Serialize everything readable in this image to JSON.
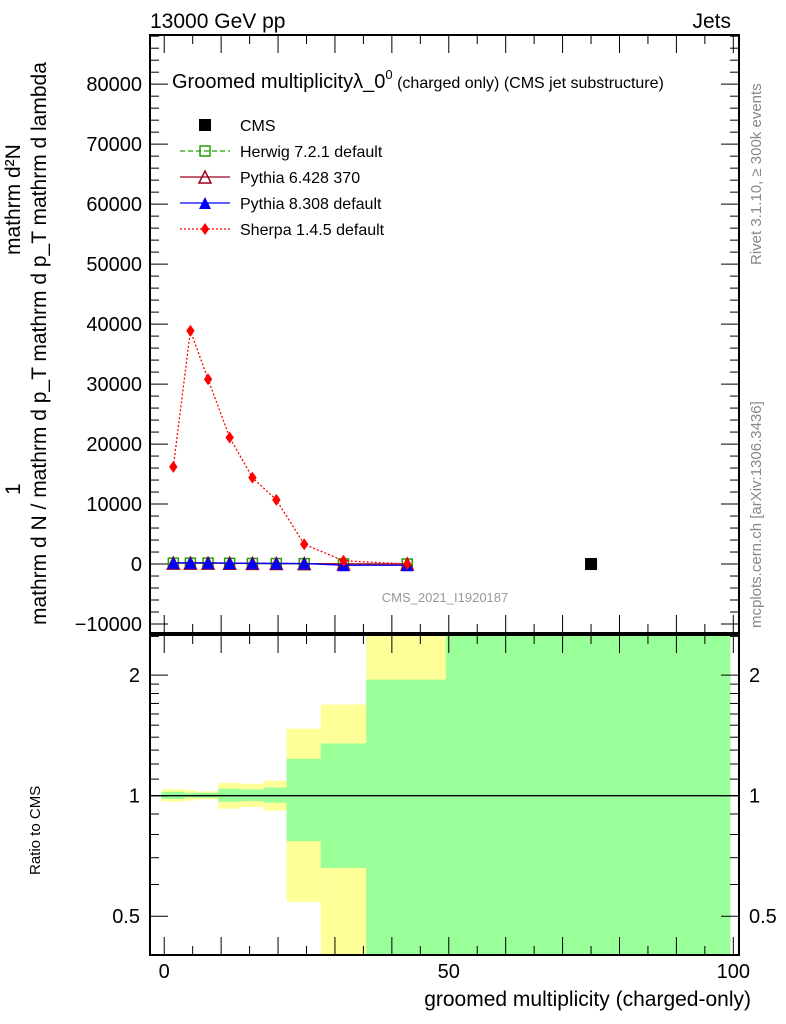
{
  "header": {
    "left": "13000 GeV pp",
    "right": "Jets"
  },
  "side_labels": {
    "rivet": "Rivet 3.1.10, ≥ 300k events",
    "mcplots": "mcplots.cern.ch [arXiv:1306.3436]"
  },
  "watermark": "CMS_2021_I1920187",
  "chart_data": [
    {
      "type": "line",
      "title": "Groomed multiplicityλ_0",
      "title_sup": "0",
      "title_suffix": " (charged only)",
      "title_tail": " (CMS jet substructure)",
      "ylabel_parts": [
        "1",
        "mathrm d²N",
        "mathrm d N / mathrm d p_T mathrm d p_T mathrm d lambda"
      ],
      "xlim": [
        -2.5,
        101
      ],
      "ylim": [
        -11500,
        88200
      ],
      "yticks": [
        -10000,
        0,
        10000,
        20000,
        30000,
        40000,
        50000,
        60000,
        70000,
        80000
      ],
      "ytick_labels": [
        "−10000",
        "0",
        "10000",
        "20000",
        "30000",
        "40000",
        "50000",
        "60000",
        "70000",
        "80000"
      ],
      "legend_position": "top-left",
      "series": [
        {
          "name": "CMS",
          "color": "#000000",
          "marker": "filled-square",
          "line": "none",
          "x": [
            75
          ],
          "y": [
            0
          ]
        },
        {
          "name": "Herwig 7.2.1 default",
          "color": "#22a000",
          "marker": "open-square",
          "line": "dashed",
          "x": [
            1.6,
            4.6,
            7.7,
            11.5,
            15.5,
            19.7,
            24.6,
            31.5,
            42.7
          ],
          "y": [
            150,
            150,
            150,
            120,
            100,
            80,
            60,
            20,
            0
          ]
        },
        {
          "name": "Pythia 6.428 370",
          "color": "#a00020",
          "marker": "open-triangle",
          "line": "solid",
          "x": [
            1.6,
            4.6,
            7.7,
            11.5,
            15.5,
            19.7,
            24.6,
            31.5,
            42.7
          ],
          "y": [
            150,
            150,
            150,
            120,
            100,
            80,
            60,
            20,
            0
          ]
        },
        {
          "name": "Pythia 8.308 default",
          "color": "#0000ff",
          "marker": "filled-triangle",
          "line": "solid",
          "x": [
            1.6,
            4.6,
            7.7,
            11.5,
            15.5,
            19.7,
            24.6,
            31.5,
            42.7
          ],
          "y": [
            200,
            200,
            200,
            150,
            120,
            100,
            80,
            -200,
            -200
          ]
        },
        {
          "name": "Sherpa 1.4.5 default",
          "color": "#ff0000",
          "marker": "filled-diamond",
          "line": "dotted",
          "x": [
            1.6,
            4.6,
            7.7,
            11.5,
            15.5,
            19.7,
            24.6,
            31.5,
            42.7
          ],
          "y": [
            16200,
            38900,
            30800,
            21100,
            14400,
            10700,
            3300,
            550,
            0
          ]
        }
      ]
    },
    {
      "type": "area",
      "ylabel": "Ratio to CMS",
      "xlabel": "groomed multiplicity (charged-only)",
      "xlim": [
        -2.5,
        101
      ],
      "ylim": [
        0.4,
        2.52
      ],
      "yscale": "log",
      "yticks": [
        0.5,
        1,
        2
      ],
      "ytick_labels": [
        "0.5",
        "1",
        "2"
      ],
      "xticks": [
        0,
        50,
        100
      ],
      "xtick_labels": [
        "0",
        "50",
        "100"
      ],
      "bins": [
        {
          "lo": -0.5,
          "hi": 3.5,
          "yellow": [
            0.966,
            1.039
          ],
          "green": [
            0.981,
            1.023
          ]
        },
        {
          "lo": 3.5,
          "hi": 5.5,
          "yellow": [
            0.972,
            1.033
          ],
          "green": [
            0.989,
            1.017
          ]
        },
        {
          "lo": 5.5,
          "hi": 9.5,
          "yellow": [
            0.979,
            1.025
          ],
          "green": [
            0.988,
            1.017
          ]
        },
        {
          "lo": 9.5,
          "hi": 13.5,
          "yellow": [
            0.928,
            1.077
          ],
          "green": [
            0.966,
            1.041
          ]
        },
        {
          "lo": 13.5,
          "hi": 17.5,
          "yellow": [
            0.937,
            1.071
          ],
          "green": [
            0.97,
            1.037
          ]
        },
        {
          "lo": 17.5,
          "hi": 21.5,
          "yellow": [
            0.918,
            1.09
          ],
          "green": [
            0.96,
            1.048
          ]
        },
        {
          "lo": 21.5,
          "hi": 27.5,
          "yellow": [
            0.543,
            1.47
          ],
          "green": [
            0.77,
            1.236
          ]
        },
        {
          "lo": 27.5,
          "hi": 35.5,
          "yellow": [
            0.3,
            1.69
          ],
          "green": [
            0.66,
            1.35
          ]
        },
        {
          "lo": 35.5,
          "hi": 49.5,
          "yellow": [
            0.3,
            3.0
          ],
          "green": [
            0.3,
            1.95
          ]
        },
        {
          "lo": 49.5,
          "hi": 99.5,
          "yellow": [
            0.3,
            3.0
          ],
          "green": [
            0.3,
            3.0
          ]
        }
      ],
      "band_colors": {
        "yellow": "#ffff99",
        "green": "#99ff99"
      }
    }
  ]
}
------------------------------
Give an exact reproduction of every line, leaving out any picture.

Solved exercise:
Serialize everything readable in this image to JSON.
{
  "header": {
    "left": "13000 GeV pp",
    "right": "Jets"
  },
  "side_labels": {
    "rivet": "Rivet 3.1.10, ≥ 300k events",
    "mcplots": "mcplots.cern.ch [arXiv:1306.3436]"
  },
  "watermark": "CMS_2021_I1920187",
  "chart_data": [
    {
      "type": "line",
      "title": "Groomed multiplicityλ_0",
      "title_sup": "0",
      "title_suffix": " (charged only)",
      "title_tail": " (CMS jet substructure)",
      "ylabel_parts": [
        "1",
        "mathrm d²N",
        "mathrm d N / mathrm d p_T mathrm d p_T mathrm d lambda"
      ],
      "xlim": [
        -2.5,
        101
      ],
      "ylim": [
        -11500,
        88200
      ],
      "yticks": [
        -10000,
        0,
        10000,
        20000,
        30000,
        40000,
        50000,
        60000,
        70000,
        80000
      ],
      "ytick_labels": [
        "−10000",
        "0",
        "10000",
        "20000",
        "30000",
        "40000",
        "50000",
        "60000",
        "70000",
        "80000"
      ],
      "legend_position": "top-left",
      "series": [
        {
          "name": "CMS",
          "color": "#000000",
          "marker": "filled-square",
          "line": "none",
          "x": [
            75
          ],
          "y": [
            0
          ]
        },
        {
          "name": "Herwig 7.2.1 default",
          "color": "#22a000",
          "marker": "open-square",
          "line": "dashed",
          "x": [
            1.6,
            4.6,
            7.7,
            11.5,
            15.5,
            19.7,
            24.6,
            31.5,
            42.7
          ],
          "y": [
            150,
            150,
            150,
            120,
            100,
            80,
            60,
            20,
            0
          ]
        },
        {
          "name": "Pythia 6.428 370",
          "color": "#a00020",
          "marker": "open-triangle",
          "line": "solid",
          "x": [
            1.6,
            4.6,
            7.7,
            11.5,
            15.5,
            19.7,
            24.6,
            31.5,
            42.7
          ],
          "y": [
            150,
            150,
            150,
            120,
            100,
            80,
            60,
            20,
            0
          ]
        },
        {
          "name": "Pythia 8.308 default",
          "color": "#0000ff",
          "marker": "filled-triangle",
          "line": "solid",
          "x": [
            1.6,
            4.6,
            7.7,
            11.5,
            15.5,
            19.7,
            24.6,
            31.5,
            42.7
          ],
          "y": [
            200,
            200,
            200,
            150,
            120,
            100,
            80,
            -200,
            -200
          ]
        },
        {
          "name": "Sherpa 1.4.5 default",
          "color": "#ff0000",
          "marker": "filled-diamond",
          "line": "dotted",
          "x": [
            1.6,
            4.6,
            7.7,
            11.5,
            15.5,
            19.7,
            24.6,
            31.5,
            42.7
          ],
          "y": [
            16200,
            38900,
            30800,
            21100,
            14400,
            10700,
            3300,
            550,
            0
          ]
        }
      ]
    },
    {
      "type": "area",
      "ylabel": "Ratio to CMS",
      "xlabel": "groomed multiplicity (charged-only)",
      "xlim": [
        -2.5,
        101
      ],
      "ylim": [
        0.4,
        2.52
      ],
      "yscale": "log",
      "yticks": [
        0.5,
        1,
        2
      ],
      "ytick_labels": [
        "0.5",
        "1",
        "2"
      ],
      "xticks": [
        0,
        50,
        100
      ],
      "xtick_labels": [
        "0",
        "50",
        "100"
      ],
      "bins": [
        {
          "lo": -0.5,
          "hi": 3.5,
          "yellow": [
            0.966,
            1.039
          ],
          "green": [
            0.981,
            1.023
          ]
        },
        {
          "lo": 3.5,
          "hi": 5.5,
          "yellow": [
            0.972,
            1.033
          ],
          "green": [
            0.989,
            1.017
          ]
        },
        {
          "lo": 5.5,
          "hi": 9.5,
          "yellow": [
            0.979,
            1.025
          ],
          "green": [
            0.988,
            1.017
          ]
        },
        {
          "lo": 9.5,
          "hi": 13.5,
          "yellow": [
            0.928,
            1.077
          ],
          "green": [
            0.966,
            1.041
          ]
        },
        {
          "lo": 13.5,
          "hi": 17.5,
          "yellow": [
            0.937,
            1.071
          ],
          "green": [
            0.97,
            1.037
          ]
        },
        {
          "lo": 17.5,
          "hi": 21.5,
          "yellow": [
            0.918,
            1.09
          ],
          "green": [
            0.96,
            1.048
          ]
        },
        {
          "lo": 21.5,
          "hi": 27.5,
          "yellow": [
            0.543,
            1.47
          ],
          "green": [
            0.77,
            1.236
          ]
        },
        {
          "lo": 27.5,
          "hi": 35.5,
          "yellow": [
            0.3,
            1.69
          ],
          "green": [
            0.66,
            1.35
          ]
        },
        {
          "lo": 35.5,
          "hi": 49.5,
          "yellow": [
            0.3,
            3.0
          ],
          "green": [
            0.3,
            1.95
          ]
        },
        {
          "lo": 49.5,
          "hi": 99.5,
          "yellow": [
            0.3,
            3.0
          ],
          "green": [
            0.3,
            3.0
          ]
        }
      ],
      "band_colors": {
        "yellow": "#ffff99",
        "green": "#99ff99"
      }
    }
  ]
}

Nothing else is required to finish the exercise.